**TASK REQUIREMENTS:**
• 1. Rewrite the stretch of the Mozambique article from "In addition, he" through "various value chains.", putting "farm output" in place of "agricultural production".
• 2. Continue the article on the Mozambique insurgency, picking up right after its last sentence.

**TEXT SECTION:**
By Kester Kenn Klomegah

Chairperson of the Southern African Development Community (SADC) and Mozambican President Filipe Nyusi has to make consistent efforts toward addressing the systemic governance deficit, deepening political discontent, and widening socio-economic disparity is the surest possible way to maintain a long-term peaceful environment in Mozambique.

That was the message, at least, emerging from discussions via a videoconference held by the Centre for Strategic and International Studies (CSIS) of the United States.

Hanna Tetteh, Special Representative of the UN Secretary-General António Guterres to the African Union (AU) and Head of the United Nations Office to the African Union, among other high-ranking speakers and experts expressed the fact that Mozambique has to mobilize its own resources and then to be supported by member states of the Southern African Development Community (SADC).

Tetteh further suggested that the Mozambican government has to understand the primary internal challenges and analyze the roots causes of rising armed attacks in the country, and with the possibility of spreading to other parts within southern Africa.

The United Nations (UN) Special Representative to the African Union explained that the insurgency situation in Mozambique is not advanced enough to justify international military intervention or peacekeeping operations.

She argues that “there is still the opportunity to be able to use political processes to try and get people to come back from the brink and to address some of the root causes of the conflicts. And I think that in Mozambique, for instance, as a case in point is one of the situations where we’re talking about counterterrorism as opposed to a peacekeeping engagement activity.”

The support has to be given at the level of bringing “the political tools to bear to try and create solutions within those regions and deal with some of the governance deficits that they have – lack of service provision, challenges with inequality – and, of course, at the same time, to provide a humanitarian response.” she emphasized.

According to the UN official, the various organizations have to converge tools and structures, through collaboration, in order to “be more proactive on the prevention as opposed to having to spend money on the peacekeeping.”

According to several reports, the armed violence in Cabo Delgado, northern Mozambique, has been going on for the past three and a half years but gained a new dimension on March 24 when armed groups first attacked the village of Palma, which is about six kilometres from the multi-million dollar natural gas projects.

It has had devastating effects – displacement of approximately 700,000 people, created worsening a humanitarian crisis. Many business in the region have badly been affected – Agostinho Vuma, the President of the Confederation of Economic Associations (CTA), estimated a huge loss of $209 million (€174.4 million) and the closure of 1,110 companies.

“The other 750 companies suffered indirect impacts due to their exposure in the various value chains, whose flow (of activity) was interrupted following the recent attack on Palma district,” the CTA president said.

In addition, he said that $100 million (€83.4 million) corresponded to losses in agricultural production, $95 million (€79.2 million) in physical capital and $14 million (€11.7 million) in cash flow in the various value chains.

**EXTRACTED ENTRIES:**
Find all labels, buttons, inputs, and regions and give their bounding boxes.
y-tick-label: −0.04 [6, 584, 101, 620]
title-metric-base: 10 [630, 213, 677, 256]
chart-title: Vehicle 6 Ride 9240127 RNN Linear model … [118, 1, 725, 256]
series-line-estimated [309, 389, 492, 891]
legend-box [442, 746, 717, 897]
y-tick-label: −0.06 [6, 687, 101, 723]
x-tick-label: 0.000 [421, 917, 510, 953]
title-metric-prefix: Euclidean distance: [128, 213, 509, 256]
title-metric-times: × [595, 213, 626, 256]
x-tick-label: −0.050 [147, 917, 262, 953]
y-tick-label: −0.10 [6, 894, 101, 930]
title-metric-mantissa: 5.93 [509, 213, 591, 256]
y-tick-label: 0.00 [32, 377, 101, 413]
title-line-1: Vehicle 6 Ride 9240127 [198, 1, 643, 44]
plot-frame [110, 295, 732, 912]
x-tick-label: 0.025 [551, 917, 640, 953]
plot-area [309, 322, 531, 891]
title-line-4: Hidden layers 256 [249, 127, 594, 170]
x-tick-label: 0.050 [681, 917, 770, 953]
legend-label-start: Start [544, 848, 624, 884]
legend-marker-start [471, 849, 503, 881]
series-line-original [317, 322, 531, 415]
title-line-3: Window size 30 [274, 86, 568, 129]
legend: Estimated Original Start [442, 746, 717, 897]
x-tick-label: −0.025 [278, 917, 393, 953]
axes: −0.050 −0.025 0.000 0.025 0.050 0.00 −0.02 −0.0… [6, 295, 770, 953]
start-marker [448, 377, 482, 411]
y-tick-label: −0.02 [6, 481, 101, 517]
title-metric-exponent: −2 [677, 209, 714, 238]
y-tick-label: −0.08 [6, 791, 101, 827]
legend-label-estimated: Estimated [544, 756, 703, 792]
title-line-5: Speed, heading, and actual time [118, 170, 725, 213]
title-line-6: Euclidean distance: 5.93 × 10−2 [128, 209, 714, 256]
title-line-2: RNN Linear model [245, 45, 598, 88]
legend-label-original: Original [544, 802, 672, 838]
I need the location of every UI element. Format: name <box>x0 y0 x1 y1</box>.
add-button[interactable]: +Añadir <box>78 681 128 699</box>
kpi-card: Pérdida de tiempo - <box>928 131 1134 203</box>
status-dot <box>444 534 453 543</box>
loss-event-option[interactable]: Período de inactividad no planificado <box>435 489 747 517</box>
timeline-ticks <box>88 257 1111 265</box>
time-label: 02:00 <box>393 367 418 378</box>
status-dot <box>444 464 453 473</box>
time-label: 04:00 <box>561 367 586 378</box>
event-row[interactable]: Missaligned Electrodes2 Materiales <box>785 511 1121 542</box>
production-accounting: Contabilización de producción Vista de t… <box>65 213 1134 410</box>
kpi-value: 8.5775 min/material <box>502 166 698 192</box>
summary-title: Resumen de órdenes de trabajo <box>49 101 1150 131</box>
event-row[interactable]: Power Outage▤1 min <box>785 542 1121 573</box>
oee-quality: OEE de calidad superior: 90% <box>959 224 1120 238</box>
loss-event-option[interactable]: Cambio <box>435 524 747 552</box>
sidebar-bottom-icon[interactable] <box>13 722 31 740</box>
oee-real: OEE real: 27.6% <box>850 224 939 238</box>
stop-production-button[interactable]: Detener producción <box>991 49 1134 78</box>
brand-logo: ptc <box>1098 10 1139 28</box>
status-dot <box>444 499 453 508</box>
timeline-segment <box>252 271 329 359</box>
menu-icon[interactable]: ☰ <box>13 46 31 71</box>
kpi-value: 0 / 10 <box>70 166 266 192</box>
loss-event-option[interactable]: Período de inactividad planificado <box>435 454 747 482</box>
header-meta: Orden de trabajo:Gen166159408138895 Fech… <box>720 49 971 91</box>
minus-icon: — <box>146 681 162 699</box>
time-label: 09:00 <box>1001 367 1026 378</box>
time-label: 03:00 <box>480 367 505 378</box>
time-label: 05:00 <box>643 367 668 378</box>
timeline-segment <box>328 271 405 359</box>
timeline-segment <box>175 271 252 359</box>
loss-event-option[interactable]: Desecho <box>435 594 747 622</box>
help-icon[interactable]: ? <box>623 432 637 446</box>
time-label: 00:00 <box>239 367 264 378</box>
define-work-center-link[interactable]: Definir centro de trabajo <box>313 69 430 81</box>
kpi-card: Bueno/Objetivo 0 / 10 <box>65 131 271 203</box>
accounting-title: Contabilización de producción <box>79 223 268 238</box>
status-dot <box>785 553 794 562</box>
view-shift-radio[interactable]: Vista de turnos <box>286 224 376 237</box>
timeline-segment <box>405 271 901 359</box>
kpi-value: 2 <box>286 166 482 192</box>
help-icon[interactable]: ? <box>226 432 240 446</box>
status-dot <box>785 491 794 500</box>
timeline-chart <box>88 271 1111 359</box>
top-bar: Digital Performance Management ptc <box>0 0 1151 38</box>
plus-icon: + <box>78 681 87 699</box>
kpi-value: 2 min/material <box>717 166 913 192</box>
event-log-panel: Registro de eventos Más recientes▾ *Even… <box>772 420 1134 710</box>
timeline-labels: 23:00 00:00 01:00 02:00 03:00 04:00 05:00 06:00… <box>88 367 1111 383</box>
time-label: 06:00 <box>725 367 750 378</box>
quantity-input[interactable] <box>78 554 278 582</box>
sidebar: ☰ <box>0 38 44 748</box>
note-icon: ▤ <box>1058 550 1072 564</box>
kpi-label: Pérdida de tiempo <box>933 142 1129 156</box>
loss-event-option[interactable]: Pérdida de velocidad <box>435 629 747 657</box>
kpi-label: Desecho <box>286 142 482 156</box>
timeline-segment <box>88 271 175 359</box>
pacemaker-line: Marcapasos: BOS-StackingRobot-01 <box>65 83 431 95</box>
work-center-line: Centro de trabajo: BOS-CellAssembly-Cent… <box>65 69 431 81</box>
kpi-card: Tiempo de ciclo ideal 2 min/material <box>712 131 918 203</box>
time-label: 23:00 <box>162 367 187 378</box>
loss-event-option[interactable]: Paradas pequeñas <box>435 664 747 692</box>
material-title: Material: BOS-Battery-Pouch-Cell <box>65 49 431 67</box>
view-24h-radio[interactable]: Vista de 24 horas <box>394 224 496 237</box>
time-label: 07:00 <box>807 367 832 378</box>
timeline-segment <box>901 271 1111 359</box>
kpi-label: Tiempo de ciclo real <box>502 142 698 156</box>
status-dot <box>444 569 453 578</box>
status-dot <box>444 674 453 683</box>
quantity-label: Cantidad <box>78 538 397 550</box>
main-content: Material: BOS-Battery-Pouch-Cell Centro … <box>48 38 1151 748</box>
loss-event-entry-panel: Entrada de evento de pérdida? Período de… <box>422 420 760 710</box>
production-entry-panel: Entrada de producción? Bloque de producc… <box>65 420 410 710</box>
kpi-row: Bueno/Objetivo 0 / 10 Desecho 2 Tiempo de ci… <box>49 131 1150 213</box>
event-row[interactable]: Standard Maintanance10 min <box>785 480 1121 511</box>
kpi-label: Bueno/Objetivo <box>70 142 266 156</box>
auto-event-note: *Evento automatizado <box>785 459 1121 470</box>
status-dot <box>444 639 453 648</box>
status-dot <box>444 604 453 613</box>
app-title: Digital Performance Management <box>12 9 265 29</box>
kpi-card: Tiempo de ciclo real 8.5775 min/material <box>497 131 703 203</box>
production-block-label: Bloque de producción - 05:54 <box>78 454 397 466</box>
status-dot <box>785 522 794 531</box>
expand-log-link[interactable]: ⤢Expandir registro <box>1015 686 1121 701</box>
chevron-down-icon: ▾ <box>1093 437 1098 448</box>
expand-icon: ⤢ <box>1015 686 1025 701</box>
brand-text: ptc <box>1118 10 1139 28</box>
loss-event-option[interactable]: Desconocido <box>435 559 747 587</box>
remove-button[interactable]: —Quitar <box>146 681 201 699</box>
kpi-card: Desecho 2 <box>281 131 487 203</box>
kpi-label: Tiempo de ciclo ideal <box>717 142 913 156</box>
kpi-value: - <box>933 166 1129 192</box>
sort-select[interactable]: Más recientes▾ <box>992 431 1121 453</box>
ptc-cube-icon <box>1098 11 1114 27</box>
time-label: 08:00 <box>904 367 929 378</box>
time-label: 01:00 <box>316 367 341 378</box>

**FINAL ANSWERS:**
• 1.
In addition, he said that $100 million (€83.4 million) corresponded to losses in farm output, $95 million (€79.2 million) in physical capital and $14 million (€11.7 million) in cash flow in the various value chains.

• 2.
While deploring kidnappings of business people and their relatives – another crime that is already hindering investment and gives an image of an unstable Mozambique, Vuma mentioned ways to promote the sustainability of the business sector linked to natural gas megaprojects in Cabo Delgado.

According to the latest report on the Regional Economic Outlook: Sub-Saharan Africa, released April 15 by the International Monetary Fund (IMF) in Washington, Mozambique needs to address, as swiftly as possible, all kinds of internal conflicts, warning further that the conflicts have serious negative influences on the evolution of the country’s economy.

“What is going on in Cabo Delgado, in Palma, is just horrendous, all the more so because this latent insurgency has been identified as a threat several for many years,” Abebe Aemro Selassie said at a press conference, presenting the Regional Economic Outlook: Sub-Saharan Africa report in Washington.

That, however, International Monetary Fund (IMF) expects Mozambique to recover after establishing a peaceful environment, put under control the internal conflicts and begins to make economic growth from the current rate of 2.8 per cent, but the economic growth rate predicted to increase to 4.7% in 2022.

Experts, both inside Mozambique and inside Africa have raised concerns about rising conflicts and their negative impact on development. Many African countries, Mozambique among them, have achieved little with their development efforts simply due to multiple reasons including ineffective policies, poor monitoring and evaluation, and worse, due to deep-seated corruption.

One alternative path has to start from prioritizing job creation spheres and welfare of the population, and the establishment of new industrial sectors, to greater energy access, improved energy security and long-term economic growth and stability.

Reports from these experts establish the fact that frequent attacks, without doubts, are threats to development, but the roots causes have to be identified and addressed in a well-refined, systemic, rigorous and more practical way to ensure sustainable peace and tranquillity for business and human habitation.

With an approximate population of 30 million, Mozambique is endowed with rich and extensive natural resources but remains one of the poorest and most underdeveloped countries in the world. The IMF has classified the country as a Heavily Indebted Poor Country (HIPC). Over the past few years, the economy has been shaken by a number of serious corruption scandals, and the government has achieved little results with its anti-corruption efforts.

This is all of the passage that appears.